■ **BRIEF**: Retype every entry below without altering anything.

■ **DATA TO PROCESS**:
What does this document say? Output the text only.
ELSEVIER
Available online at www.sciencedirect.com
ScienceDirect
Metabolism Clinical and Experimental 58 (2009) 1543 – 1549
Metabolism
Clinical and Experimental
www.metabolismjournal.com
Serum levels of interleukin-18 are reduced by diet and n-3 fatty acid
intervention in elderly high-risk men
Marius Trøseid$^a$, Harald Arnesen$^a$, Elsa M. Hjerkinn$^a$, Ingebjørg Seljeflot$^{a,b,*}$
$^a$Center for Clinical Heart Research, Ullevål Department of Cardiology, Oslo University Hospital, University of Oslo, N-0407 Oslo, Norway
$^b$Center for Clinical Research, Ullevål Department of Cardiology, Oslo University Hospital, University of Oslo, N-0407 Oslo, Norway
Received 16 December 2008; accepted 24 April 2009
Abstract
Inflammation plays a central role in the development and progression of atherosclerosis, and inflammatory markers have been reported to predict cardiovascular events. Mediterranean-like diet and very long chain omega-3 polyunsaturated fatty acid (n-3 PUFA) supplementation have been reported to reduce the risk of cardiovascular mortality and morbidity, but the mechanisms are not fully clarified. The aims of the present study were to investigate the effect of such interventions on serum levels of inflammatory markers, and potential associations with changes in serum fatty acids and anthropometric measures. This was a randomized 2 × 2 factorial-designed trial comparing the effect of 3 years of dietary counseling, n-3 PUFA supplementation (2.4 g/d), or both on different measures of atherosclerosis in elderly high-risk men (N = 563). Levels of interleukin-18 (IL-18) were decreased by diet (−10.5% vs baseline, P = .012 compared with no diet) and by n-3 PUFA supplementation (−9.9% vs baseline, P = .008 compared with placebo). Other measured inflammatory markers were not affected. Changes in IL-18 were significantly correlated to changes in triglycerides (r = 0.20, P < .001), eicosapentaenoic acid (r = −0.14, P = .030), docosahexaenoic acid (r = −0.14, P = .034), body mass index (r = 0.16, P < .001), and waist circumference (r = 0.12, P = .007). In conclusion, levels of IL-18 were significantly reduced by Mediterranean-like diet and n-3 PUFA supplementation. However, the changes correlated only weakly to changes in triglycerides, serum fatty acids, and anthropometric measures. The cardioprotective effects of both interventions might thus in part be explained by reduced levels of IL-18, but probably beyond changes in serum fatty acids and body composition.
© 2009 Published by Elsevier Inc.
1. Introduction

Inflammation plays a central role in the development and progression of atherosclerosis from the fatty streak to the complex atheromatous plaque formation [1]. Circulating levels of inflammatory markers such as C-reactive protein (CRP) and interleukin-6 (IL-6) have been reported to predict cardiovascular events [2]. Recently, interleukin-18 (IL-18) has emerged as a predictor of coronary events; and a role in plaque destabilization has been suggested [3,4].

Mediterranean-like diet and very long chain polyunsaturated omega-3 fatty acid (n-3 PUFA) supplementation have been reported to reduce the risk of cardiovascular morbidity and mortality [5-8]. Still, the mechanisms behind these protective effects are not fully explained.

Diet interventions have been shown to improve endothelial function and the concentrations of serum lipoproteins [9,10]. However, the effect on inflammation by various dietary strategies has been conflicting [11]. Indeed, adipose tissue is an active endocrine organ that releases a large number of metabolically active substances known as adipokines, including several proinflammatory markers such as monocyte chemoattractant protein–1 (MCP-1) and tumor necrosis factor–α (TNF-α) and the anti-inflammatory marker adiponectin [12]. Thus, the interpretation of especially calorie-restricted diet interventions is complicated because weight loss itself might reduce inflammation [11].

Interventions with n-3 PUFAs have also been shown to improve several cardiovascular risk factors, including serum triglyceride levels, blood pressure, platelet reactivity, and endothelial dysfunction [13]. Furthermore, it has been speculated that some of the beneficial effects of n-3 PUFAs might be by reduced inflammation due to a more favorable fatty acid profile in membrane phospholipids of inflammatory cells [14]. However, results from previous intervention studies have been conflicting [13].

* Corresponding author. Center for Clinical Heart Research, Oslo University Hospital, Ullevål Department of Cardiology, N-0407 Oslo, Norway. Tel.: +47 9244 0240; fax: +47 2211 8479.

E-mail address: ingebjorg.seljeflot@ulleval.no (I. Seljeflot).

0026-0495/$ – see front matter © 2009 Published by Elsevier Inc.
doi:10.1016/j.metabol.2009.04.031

■ **RESULT OF THE TASK**:
What does this document say? Output the text only.
ELSEVIER
Available online at www.sciencedirect.com
ScienceDirect
Metabolism Clinical and Experimental 58 (2009) 1543 – 1549
Metabolism
Clinical and Experimental
www.metabolismjournal.com
Serum levels of interleukin-18 are reduced by diet and n-3 fatty acid
intervention in elderly high-risk men
Marius Trøseid$^a$, Harald Arnesen$^a$, Elsa M. Hjerkinn$^a$, Ingebjørg Seljeflot$^{a,b,*}$
$^a$Center for Clinical Heart Research, Ullevål Department of Cardiology, Oslo University Hospital, University of Oslo, N-0407 Oslo, Norway
$^b$Center for Clinical Research, Ullevål Department of Cardiology, Oslo University Hospital, University of Oslo, N-0407 Oslo, Norway
Received 16 December 2008; accepted 24 April 2009
Abstract
Inflammation plays a central role in the development and progression of atherosclerosis, and inflammatory markers have been reported to predict cardiovascular events. Mediterranean-like diet and very long chain omega-3 polyunsaturated fatty acid (n-3 PUFA) supplementation have been reported to reduce the risk of cardiovascular mortality and morbidity, but the mechanisms are not fully clarified. The aims of the present study were to investigate the effect of such interventions on serum levels of inflammatory markers, and potential associations with changes in serum fatty acids and anthropometric measures. This was a randomized 2 × 2 factorial-designed trial comparing the effect of 3 years of dietary counseling, n-3 PUFA supplementation (2.4 g/d), or both on different measures of atherosclerosis in elderly high-risk men (N = 563). Levels of interleukin-18 (IL-18) were decreased by diet (−10.5% vs baseline, P = .012 compared with no diet) and by n-3 PUFA supplementation (−9.9% vs baseline, P = .008 compared with placebo). Other measured inflammatory markers were not affected. Changes in IL-18 were significantly correlated to changes in triglycerides (r = 0.20, P < .001), eicosapentaenoic acid (r = −0.14, P = .030), docosahexaenoic acid (r = −0.14, P = .034), body mass index (r = 0.16, P < .001), and waist circumference (r = 0.12, P = .007). In conclusion, levels of IL-18 were significantly reduced by Mediterranean-like diet and n-3 PUFA supplementation. However, the changes correlated only weakly to changes in triglycerides, serum fatty acids, and anthropometric measures. The cardioprotective effects of both interventions might thus in part be explained by reduced levels of IL-18, but probably beyond changes in serum fatty acids and body composition.
© 2009 Published by Elsevier Inc.
1. Introduction

Inflammation plays a central role in the development and progression of atherosclerosis from the fatty streak to the complex atheromatous plaque formation [1]. Circulating levels of inflammatory markers such as C-reactive protein (CRP) and interleukin-6 (IL-6) have been reported to predict cardiovascular events [2]. Recently, interleukin-18 (IL-18) has emerged as a predictor of coronary events; and a role in plaque destabilization has been suggested [3,4].

Mediterranean-like diet and very long chain polyunsaturated omega-3 fatty acid (n-3 PUFA) supplementation have been reported to reduce the risk of cardiovascular morbidity and mortality [5-8]. Still, the mechanisms behind these protective effects are not fully explained.

Diet interventions have been shown to improve endothelial function and the concentrations of serum lipoproteins [9,10]. However, the effect on inflammation by various dietary strategies has been conflicting [11]. Indeed, adipose tissue is an active endocrine organ that releases a large number of metabolically active substances known as adipokines, including several proinflammatory markers such as monocyte chemoattractant protein–1 (MCP-1) and tumor necrosis factor–α (TNF-α) and the anti-inflammatory marker adiponectin [12]. Thus, the interpretation of especially calorie-restricted diet interventions is complicated because weight loss itself might reduce inflammation [11].

Interventions with n-3 PUFAs have also been shown to improve several cardiovascular risk factors, including serum triglyceride levels, blood pressure, platelet reactivity, and endothelial dysfunction [13]. Furthermore, it has been speculated that some of the beneficial effects of n-3 PUFAs might be by reduced inflammation due to a more favorable fatty acid profile in membrane phospholipids of inflammatory cells [14]. However, results from previous intervention studies have been conflicting [13].

* Corresponding author. Center for Clinical Heart Research, Oslo University Hospital, Ullevål Department of Cardiology, N-0407 Oslo, Norway. Tel.: +47 9244 0240; fax: +47 2211 8479.

E-mail address: ingebjorg.seljeflot@ulleval.no (I. Seljeflot).

0026-0495/$ – see front matter © 2009 Published by Elsevier Inc.
doi:10.1016/j.metabol.2009.04.031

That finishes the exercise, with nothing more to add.